Set task: Give the listing again character for character, but drop the images.

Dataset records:
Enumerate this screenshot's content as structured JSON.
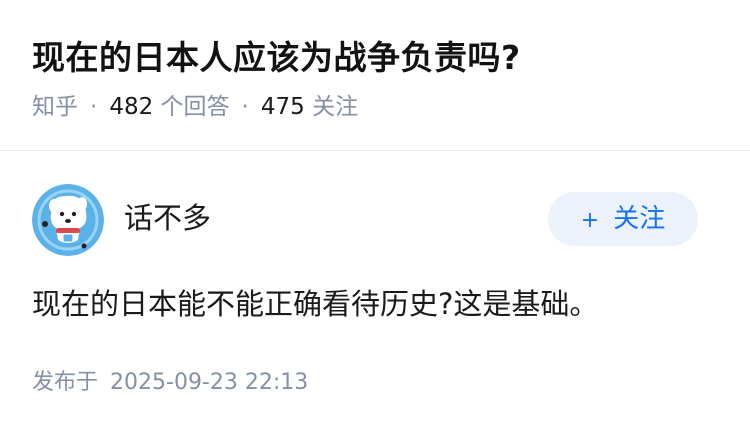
{
  "question": {
    "title": "现在的日本人应该为战争负责吗?",
    "source": "知乎",
    "answer_count": "482",
    "answer_label": "个回答",
    "follower_count": "475",
    "follower_label": "关注",
    "separator": "·"
  },
  "author": {
    "name": "话不多",
    "avatar_icon": "cartoon-avatar-icon",
    "follow_plus": "+",
    "follow_label": "关注"
  },
  "answer": {
    "content": "现在的日本能不能正确看待历史?这是基础。",
    "published_label": "发布于",
    "published_time": "2025-09-23 22:13"
  },
  "colors": {
    "accent": "#1772f6",
    "follow_bg": "#ebf2fb",
    "meta_gray": "#8590a6",
    "text": "#1a1a1a",
    "avatar_bg": "#5ab2e8"
  }
}
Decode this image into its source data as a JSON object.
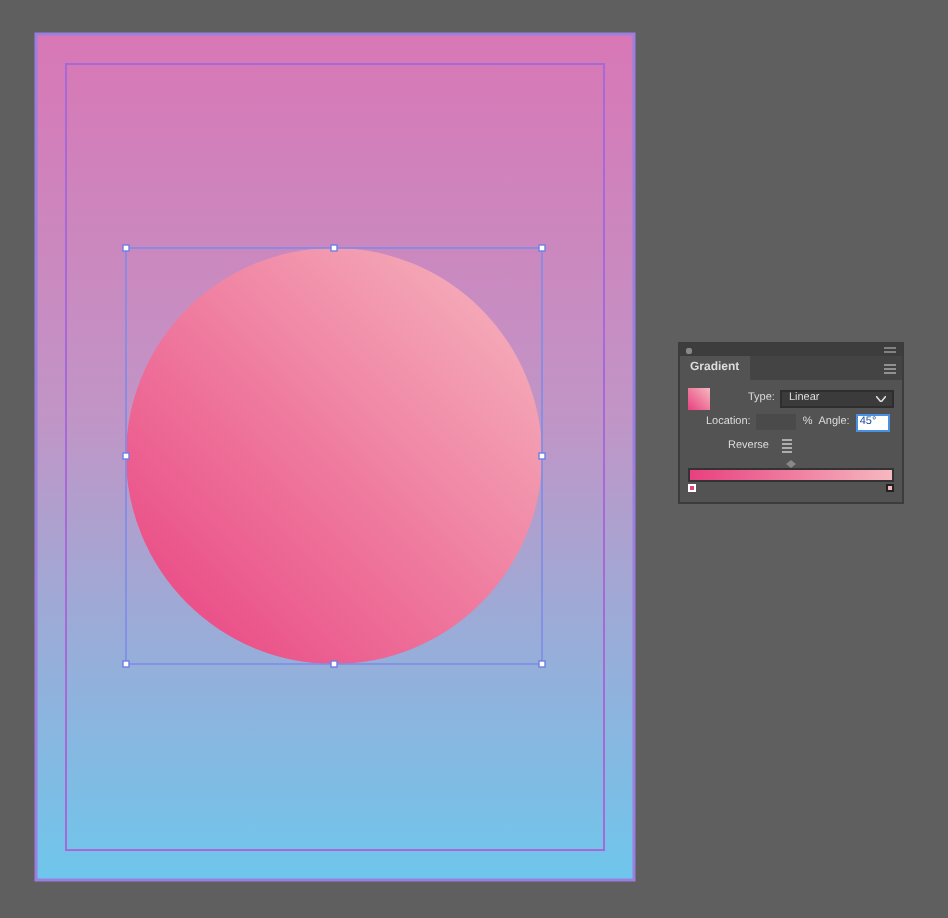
{
  "panel": {
    "title": "Gradient",
    "type_label": "Type:",
    "type_value": "Linear",
    "location_label": "Location:",
    "location_unit": "%",
    "angle_label": "Angle:",
    "angle_value": "45°",
    "reverse_label": "Reverse"
  },
  "ramp": {
    "stops": [
      {
        "color": "#e8407f",
        "selected": true
      },
      {
        "color": "#f6b8c0",
        "selected": false
      }
    ]
  }
}
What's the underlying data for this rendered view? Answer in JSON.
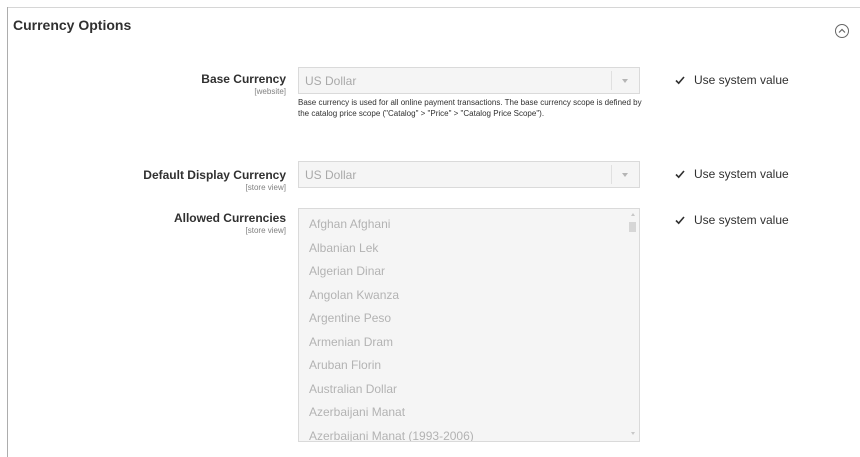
{
  "section": {
    "title": "Currency Options",
    "collapse_icon": "circle-chevron-up-icon"
  },
  "base_currency": {
    "label": "Base Currency",
    "scope": "[website]",
    "value": "US Dollar",
    "note": "Base currency is used for all online payment transactions. The base currency scope is defined by the catalog price scope (\"Catalog\" > \"Price\" > \"Catalog Price Scope\").",
    "use_system_value": "Use system value",
    "use_system_checked": true
  },
  "default_display_currency": {
    "label": "Default Display Currency",
    "scope": "[store view]",
    "value": "US Dollar",
    "use_system_value": "Use system value",
    "use_system_checked": true
  },
  "allowed_currencies": {
    "label": "Allowed Currencies",
    "scope": "[store view]",
    "options": [
      "Afghan Afghani",
      "Albanian Lek",
      "Algerian Dinar",
      "Angolan Kwanza",
      "Argentine Peso",
      "Armenian Dram",
      "Aruban Florin",
      "Australian Dollar",
      "Azerbaijani Manat",
      "Azerbaijani Manat (1993-2006)"
    ],
    "use_system_value": "Use system value",
    "use_system_checked": true
  },
  "colors": {
    "checkmark": "#303030",
    "disabled_bg": "#f5f5f5",
    "disabled_text": "#a9a9a9"
  }
}
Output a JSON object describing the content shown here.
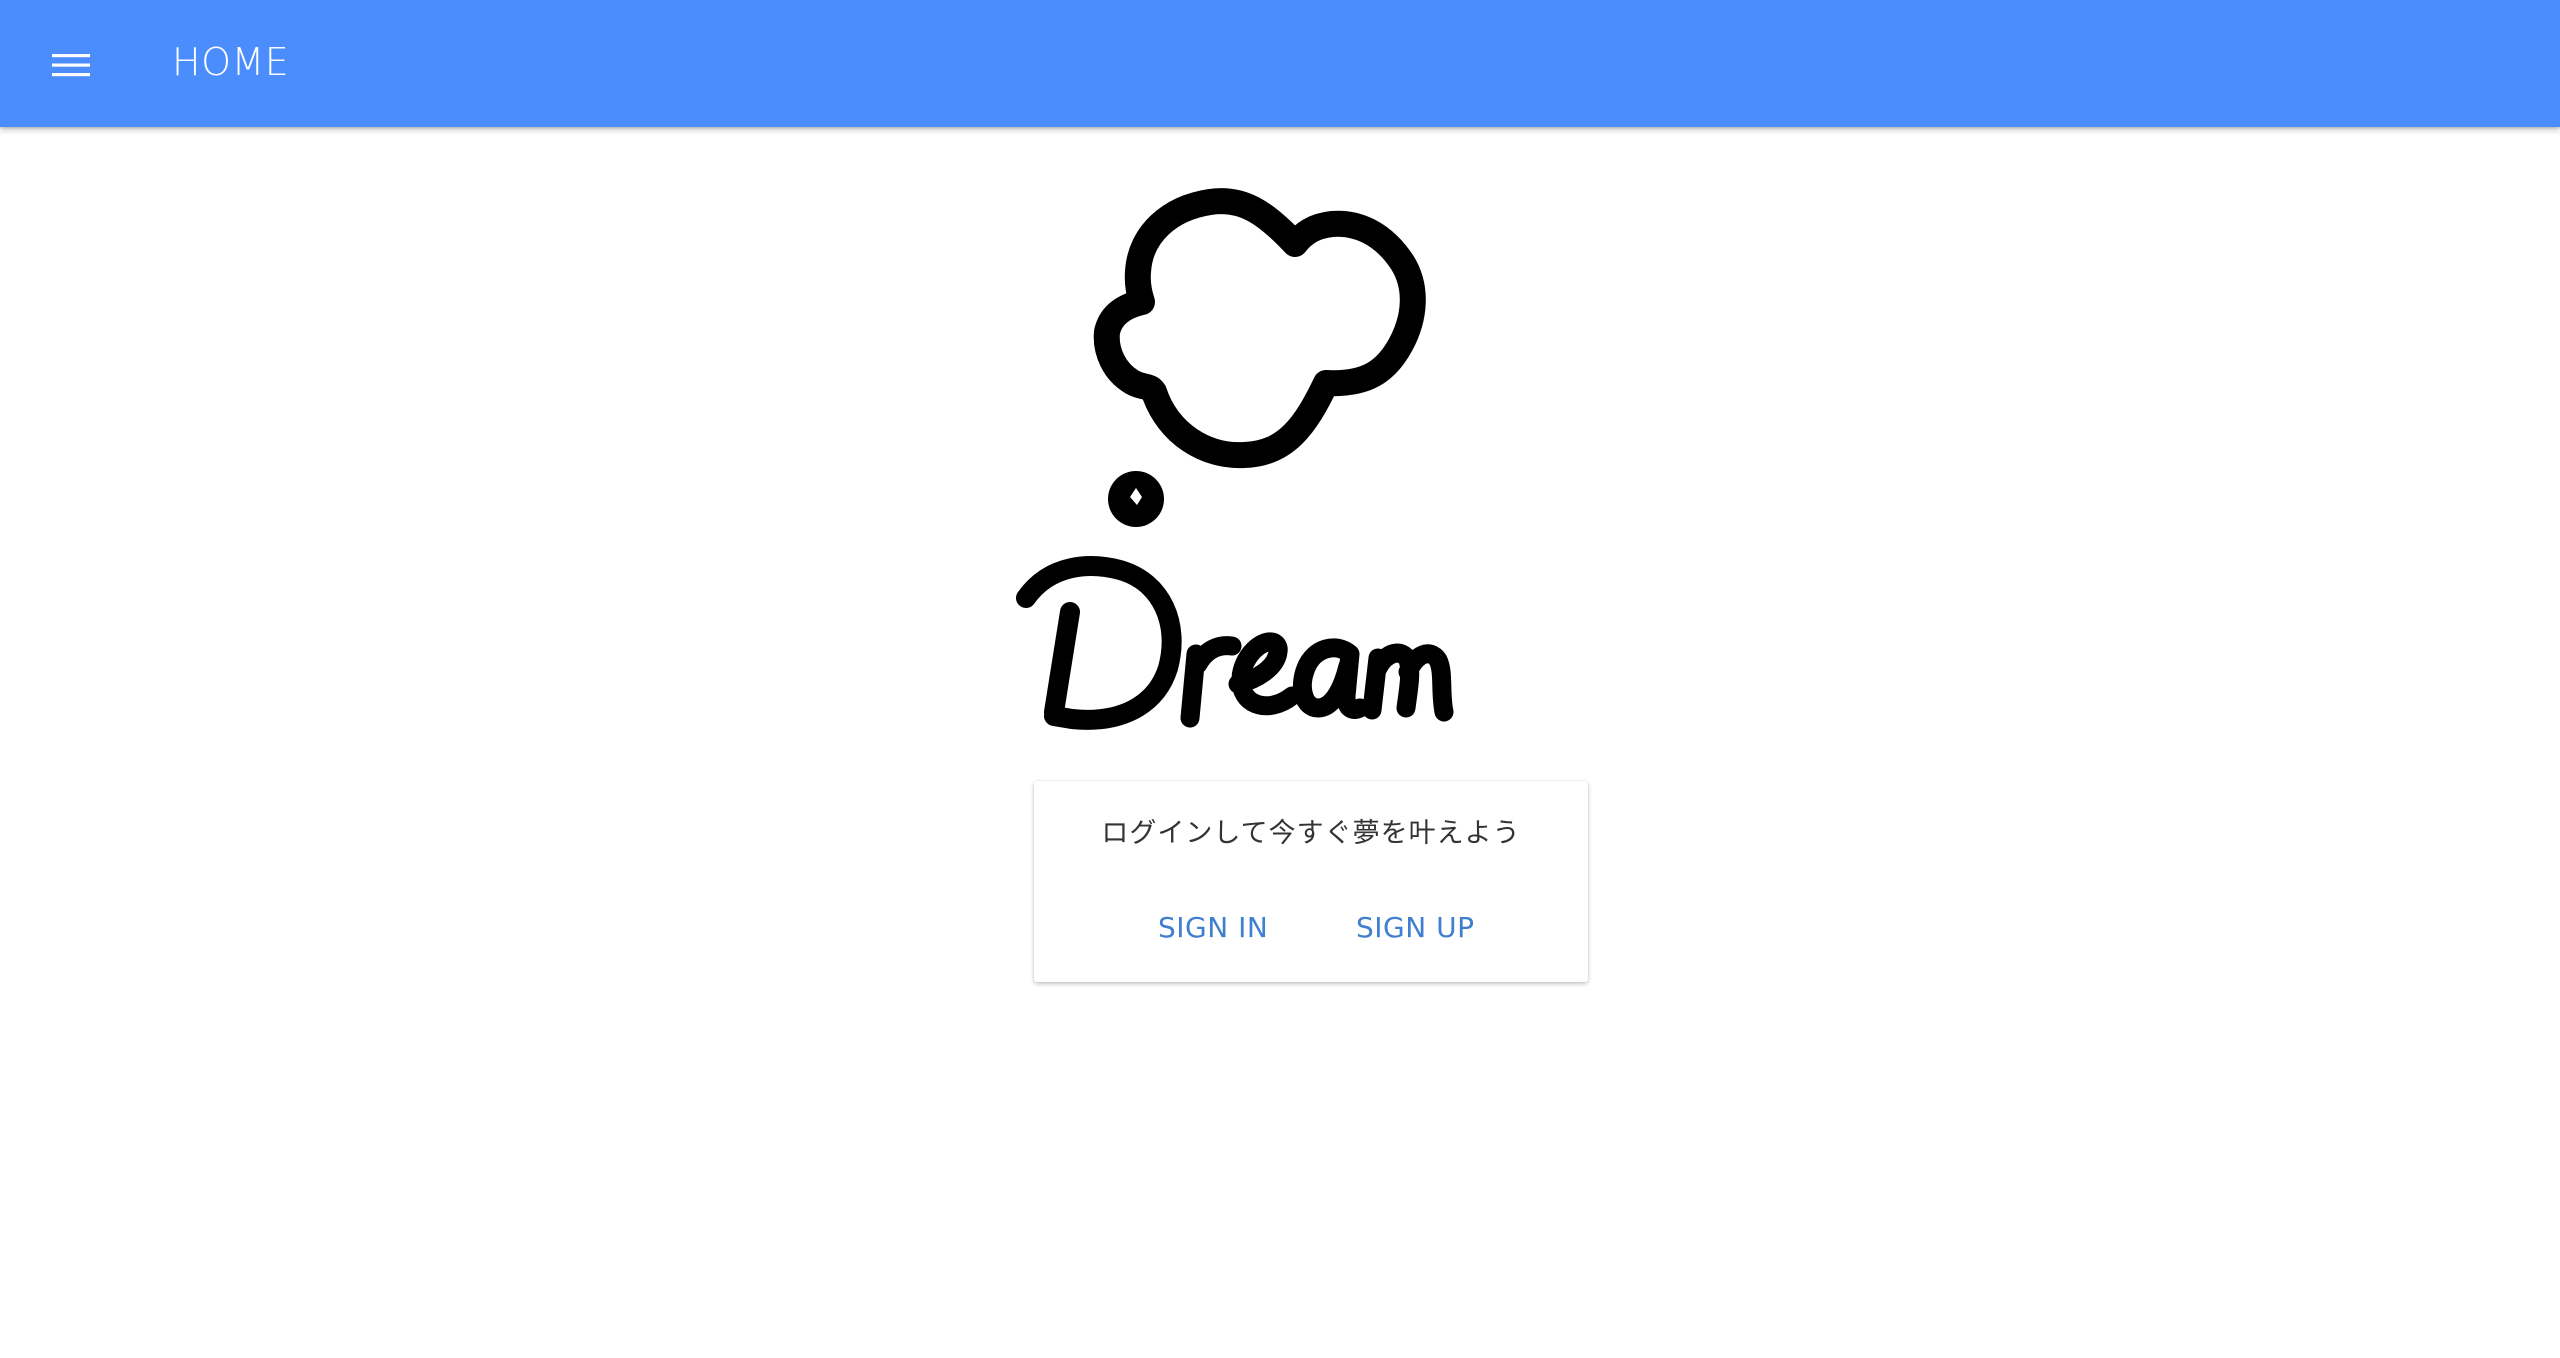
{
  "app_bar": {
    "menu_icon": "menu-icon",
    "title": "HOME",
    "color": "#4c8dfd"
  },
  "logo": {
    "icon": "thought-bubble-icon",
    "wordmark": "Dream"
  },
  "card": {
    "message": "ログインして今すぐ夢を叶えよう",
    "sign_in_label": "SIGN IN",
    "sign_up_label": "SIGN UP",
    "button_color": "#3f7fd0"
  }
}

Finished answer:
Enumerate this screenshot's content as structured JSON.
{
  "question": {
    "title": "现在的日本人应该为战争负责吗?",
    "source": "知乎",
    "answer_count": "482",
    "answer_label": "个回答",
    "follower_count": "475",
    "follower_label": "关注",
    "separator": "·"
  },
  "author": {
    "name": "话不多",
    "avatar_icon": "cartoon-avatar-icon",
    "follow_plus": "+",
    "follow_label": "关注"
  },
  "answer": {
    "content": "现在的日本能不能正确看待历史?这是基础。",
    "published_label": "发布于",
    "published_time": "2025-09-23 22:13"
  },
  "colors": {
    "accent": "#1772f6",
    "follow_bg": "#ebf2fb",
    "meta_gray": "#8590a6",
    "text": "#1a1a1a",
    "avatar_bg": "#5ab2e8"
  }
}
Decode this image into its source data as a JSON object.
{
  "panel": {
    "title": "Gradient",
    "type_label": "Type:",
    "type_value": "Linear",
    "location_label": "Location:",
    "location_unit": "%",
    "angle_label": "Angle:",
    "angle_value": "45°",
    "reverse_label": "Reverse"
  },
  "ramp": {
    "stops": [
      {
        "color": "#e8407f",
        "selected": true
      },
      {
        "color": "#f6b8c0",
        "selected": false
      }
    ]
  }
}
What's the underlying data for this rendered view? Answer in JSON.
{
  "section": {
    "title": "Currency Options",
    "collapse_icon": "circle-chevron-up-icon"
  },
  "base_currency": {
    "label": "Base Currency",
    "scope": "[website]",
    "value": "US Dollar",
    "note": "Base currency is used for all online payment transactions. The base currency scope is defined by the catalog price scope (\"Catalog\" > \"Price\" > \"Catalog Price Scope\").",
    "use_system_value": "Use system value",
    "use_system_checked": true
  },
  "default_display_currency": {
    "label": "Default Display Currency",
    "scope": "[store view]",
    "value": "US Dollar",
    "use_system_value": "Use system value",
    "use_system_checked": true
  },
  "allowed_currencies": {
    "label": "Allowed Currencies",
    "scope": "[store view]",
    "options": [
      "Afghan Afghani",
      "Albanian Lek",
      "Algerian Dinar",
      "Angolan Kwanza",
      "Argentine Peso",
      "Armenian Dram",
      "Aruban Florin",
      "Australian Dollar",
      "Azerbaijani Manat",
      "Azerbaijani Manat (1993-2006)"
    ],
    "use_system_value": "Use system value",
    "use_system_checked": true
  },
  "colors": {
    "checkmark": "#303030",
    "disabled_bg": "#f5f5f5",
    "disabled_text": "#a9a9a9"
  }
}
Output a JSON object describing the content shown here.
{
  "app_bar": {
    "menu_icon": "menu-icon",
    "title": "HOME",
    "color": "#4c8dfd"
  },
  "logo": {
    "icon": "thought-bubble-icon",
    "wordmark": "Dream"
  },
  "card": {
    "message": "ログインして今すぐ夢を叶えよう",
    "sign_in_label": "SIGN IN",
    "sign_up_label": "SIGN UP",
    "button_color": "#3f7fd0"
  }
}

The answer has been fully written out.